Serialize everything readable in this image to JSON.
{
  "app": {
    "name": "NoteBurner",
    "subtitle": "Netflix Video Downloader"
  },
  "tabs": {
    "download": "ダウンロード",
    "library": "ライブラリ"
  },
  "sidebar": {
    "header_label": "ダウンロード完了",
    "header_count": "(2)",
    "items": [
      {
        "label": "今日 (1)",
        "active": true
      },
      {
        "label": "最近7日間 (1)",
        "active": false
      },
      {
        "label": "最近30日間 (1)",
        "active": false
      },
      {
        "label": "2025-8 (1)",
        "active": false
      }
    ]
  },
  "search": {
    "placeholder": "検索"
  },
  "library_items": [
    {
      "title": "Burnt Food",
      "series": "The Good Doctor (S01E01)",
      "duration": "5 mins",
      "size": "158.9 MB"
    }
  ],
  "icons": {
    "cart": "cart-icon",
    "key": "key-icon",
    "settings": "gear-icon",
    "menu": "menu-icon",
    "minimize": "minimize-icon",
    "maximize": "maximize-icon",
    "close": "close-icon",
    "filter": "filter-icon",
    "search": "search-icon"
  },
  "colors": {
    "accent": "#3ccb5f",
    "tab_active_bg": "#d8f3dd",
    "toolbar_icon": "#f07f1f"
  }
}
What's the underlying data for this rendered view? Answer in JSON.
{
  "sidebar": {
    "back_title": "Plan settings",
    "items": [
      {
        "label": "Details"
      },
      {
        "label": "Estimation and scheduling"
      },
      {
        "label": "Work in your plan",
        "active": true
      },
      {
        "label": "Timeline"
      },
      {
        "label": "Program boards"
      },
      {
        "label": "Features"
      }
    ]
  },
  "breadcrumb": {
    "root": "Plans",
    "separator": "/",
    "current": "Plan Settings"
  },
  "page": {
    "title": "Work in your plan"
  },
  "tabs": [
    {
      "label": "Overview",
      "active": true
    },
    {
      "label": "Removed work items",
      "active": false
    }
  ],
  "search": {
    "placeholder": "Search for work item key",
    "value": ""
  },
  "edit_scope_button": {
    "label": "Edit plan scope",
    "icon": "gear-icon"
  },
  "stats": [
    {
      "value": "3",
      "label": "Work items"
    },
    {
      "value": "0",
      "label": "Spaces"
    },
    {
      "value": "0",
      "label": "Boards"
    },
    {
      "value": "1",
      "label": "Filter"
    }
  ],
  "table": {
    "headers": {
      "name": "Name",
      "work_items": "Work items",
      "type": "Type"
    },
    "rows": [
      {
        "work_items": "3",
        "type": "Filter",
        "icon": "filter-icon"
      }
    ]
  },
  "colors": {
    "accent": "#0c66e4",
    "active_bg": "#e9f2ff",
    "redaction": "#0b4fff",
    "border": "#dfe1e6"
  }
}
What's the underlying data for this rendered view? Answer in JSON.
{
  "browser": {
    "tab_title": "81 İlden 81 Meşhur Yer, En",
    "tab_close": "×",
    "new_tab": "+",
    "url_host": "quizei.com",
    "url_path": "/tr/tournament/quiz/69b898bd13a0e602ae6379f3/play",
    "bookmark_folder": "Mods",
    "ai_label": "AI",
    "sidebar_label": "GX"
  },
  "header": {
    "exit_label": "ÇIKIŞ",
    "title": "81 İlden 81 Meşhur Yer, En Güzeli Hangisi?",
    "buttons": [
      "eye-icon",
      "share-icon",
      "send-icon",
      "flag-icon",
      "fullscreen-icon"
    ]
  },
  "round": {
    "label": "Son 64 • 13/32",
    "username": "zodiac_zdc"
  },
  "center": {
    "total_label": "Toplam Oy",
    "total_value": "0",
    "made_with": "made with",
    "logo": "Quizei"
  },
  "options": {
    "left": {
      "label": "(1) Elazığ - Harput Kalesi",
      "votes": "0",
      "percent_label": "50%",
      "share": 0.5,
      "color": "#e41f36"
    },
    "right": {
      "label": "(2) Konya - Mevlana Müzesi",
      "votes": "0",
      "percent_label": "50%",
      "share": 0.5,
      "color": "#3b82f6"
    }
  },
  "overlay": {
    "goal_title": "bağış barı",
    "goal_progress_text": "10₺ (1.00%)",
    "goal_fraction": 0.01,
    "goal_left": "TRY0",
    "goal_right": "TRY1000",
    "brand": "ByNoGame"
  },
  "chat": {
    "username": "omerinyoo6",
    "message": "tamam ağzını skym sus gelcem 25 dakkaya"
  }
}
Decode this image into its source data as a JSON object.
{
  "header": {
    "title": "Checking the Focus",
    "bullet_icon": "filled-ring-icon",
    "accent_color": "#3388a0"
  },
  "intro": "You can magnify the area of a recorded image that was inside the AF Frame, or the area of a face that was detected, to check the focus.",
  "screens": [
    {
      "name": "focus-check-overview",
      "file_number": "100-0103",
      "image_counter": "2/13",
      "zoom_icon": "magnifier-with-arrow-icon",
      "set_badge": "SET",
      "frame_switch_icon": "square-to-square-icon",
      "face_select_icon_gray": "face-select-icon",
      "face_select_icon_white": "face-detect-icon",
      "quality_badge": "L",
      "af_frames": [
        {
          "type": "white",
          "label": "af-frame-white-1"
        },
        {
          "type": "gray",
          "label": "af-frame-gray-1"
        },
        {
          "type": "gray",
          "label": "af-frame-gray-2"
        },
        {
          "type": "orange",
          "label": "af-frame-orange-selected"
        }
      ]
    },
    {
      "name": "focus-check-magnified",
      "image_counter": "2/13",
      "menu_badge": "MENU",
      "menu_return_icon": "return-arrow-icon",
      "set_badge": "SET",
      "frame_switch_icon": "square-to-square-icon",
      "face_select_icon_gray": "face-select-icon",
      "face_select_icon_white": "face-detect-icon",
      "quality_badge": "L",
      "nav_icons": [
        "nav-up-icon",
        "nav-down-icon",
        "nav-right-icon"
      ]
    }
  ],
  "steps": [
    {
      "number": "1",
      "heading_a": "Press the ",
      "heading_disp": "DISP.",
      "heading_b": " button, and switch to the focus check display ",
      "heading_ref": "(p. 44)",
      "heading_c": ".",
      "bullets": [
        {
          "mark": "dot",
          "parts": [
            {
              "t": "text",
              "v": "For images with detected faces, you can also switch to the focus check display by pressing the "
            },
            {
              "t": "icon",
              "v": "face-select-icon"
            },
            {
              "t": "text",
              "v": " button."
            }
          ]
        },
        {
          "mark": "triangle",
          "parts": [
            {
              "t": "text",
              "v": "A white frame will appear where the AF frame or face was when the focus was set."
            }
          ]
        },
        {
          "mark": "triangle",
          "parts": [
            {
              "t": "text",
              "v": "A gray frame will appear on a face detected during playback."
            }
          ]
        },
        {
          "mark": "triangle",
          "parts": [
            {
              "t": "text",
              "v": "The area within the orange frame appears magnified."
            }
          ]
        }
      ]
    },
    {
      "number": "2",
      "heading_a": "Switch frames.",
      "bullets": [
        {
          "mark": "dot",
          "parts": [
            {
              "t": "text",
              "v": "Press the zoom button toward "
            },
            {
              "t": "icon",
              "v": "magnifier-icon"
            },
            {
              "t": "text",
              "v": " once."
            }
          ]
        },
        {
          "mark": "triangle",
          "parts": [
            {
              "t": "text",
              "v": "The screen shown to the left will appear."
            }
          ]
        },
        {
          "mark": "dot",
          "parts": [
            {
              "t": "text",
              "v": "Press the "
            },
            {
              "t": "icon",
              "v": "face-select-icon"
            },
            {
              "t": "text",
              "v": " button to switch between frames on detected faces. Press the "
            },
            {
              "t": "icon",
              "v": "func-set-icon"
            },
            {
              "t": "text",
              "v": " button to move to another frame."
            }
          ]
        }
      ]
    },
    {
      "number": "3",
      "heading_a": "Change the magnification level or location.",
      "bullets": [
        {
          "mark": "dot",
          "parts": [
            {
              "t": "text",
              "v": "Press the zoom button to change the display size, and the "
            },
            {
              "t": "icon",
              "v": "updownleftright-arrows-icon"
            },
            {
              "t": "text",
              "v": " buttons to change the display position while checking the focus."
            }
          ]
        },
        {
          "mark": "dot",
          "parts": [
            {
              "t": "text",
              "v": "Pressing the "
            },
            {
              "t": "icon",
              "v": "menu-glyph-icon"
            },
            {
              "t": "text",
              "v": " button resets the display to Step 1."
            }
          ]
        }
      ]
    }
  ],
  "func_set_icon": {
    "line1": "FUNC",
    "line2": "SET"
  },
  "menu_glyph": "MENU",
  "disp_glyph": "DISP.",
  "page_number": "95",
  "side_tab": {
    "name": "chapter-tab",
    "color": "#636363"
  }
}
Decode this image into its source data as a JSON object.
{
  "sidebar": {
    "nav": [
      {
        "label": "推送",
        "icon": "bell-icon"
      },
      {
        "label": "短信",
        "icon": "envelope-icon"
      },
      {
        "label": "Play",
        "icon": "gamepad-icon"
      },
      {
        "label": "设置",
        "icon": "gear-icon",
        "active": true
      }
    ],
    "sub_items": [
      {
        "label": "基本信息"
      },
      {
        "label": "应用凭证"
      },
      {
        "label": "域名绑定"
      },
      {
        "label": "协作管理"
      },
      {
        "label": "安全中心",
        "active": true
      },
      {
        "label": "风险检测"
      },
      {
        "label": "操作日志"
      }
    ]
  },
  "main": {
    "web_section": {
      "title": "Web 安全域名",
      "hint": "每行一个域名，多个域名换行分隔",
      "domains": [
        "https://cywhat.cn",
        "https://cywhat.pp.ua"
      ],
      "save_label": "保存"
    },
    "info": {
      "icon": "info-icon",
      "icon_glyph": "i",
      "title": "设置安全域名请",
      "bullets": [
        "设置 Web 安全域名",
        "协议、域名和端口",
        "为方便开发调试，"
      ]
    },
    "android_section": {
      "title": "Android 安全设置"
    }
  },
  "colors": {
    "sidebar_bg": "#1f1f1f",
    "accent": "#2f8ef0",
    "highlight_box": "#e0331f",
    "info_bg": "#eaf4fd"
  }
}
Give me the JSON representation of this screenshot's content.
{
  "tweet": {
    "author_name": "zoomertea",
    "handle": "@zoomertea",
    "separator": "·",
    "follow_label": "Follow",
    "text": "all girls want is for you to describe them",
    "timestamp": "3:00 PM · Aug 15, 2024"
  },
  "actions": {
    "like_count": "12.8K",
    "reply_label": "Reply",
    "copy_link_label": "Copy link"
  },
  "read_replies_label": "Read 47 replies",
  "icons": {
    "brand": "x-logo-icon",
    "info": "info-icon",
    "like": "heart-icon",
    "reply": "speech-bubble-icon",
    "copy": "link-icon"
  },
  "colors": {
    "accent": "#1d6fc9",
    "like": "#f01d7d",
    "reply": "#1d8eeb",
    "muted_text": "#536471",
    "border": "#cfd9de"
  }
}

Your objective ->
Which lines above contain "area"? Show each of them.

Right answer ->
  "intro": "You can magnify the area of a recorded image that was inside the AF Frame, or the area of a face that was detected, to check the focus.",
              "v": "The area within the orange frame appears magnified."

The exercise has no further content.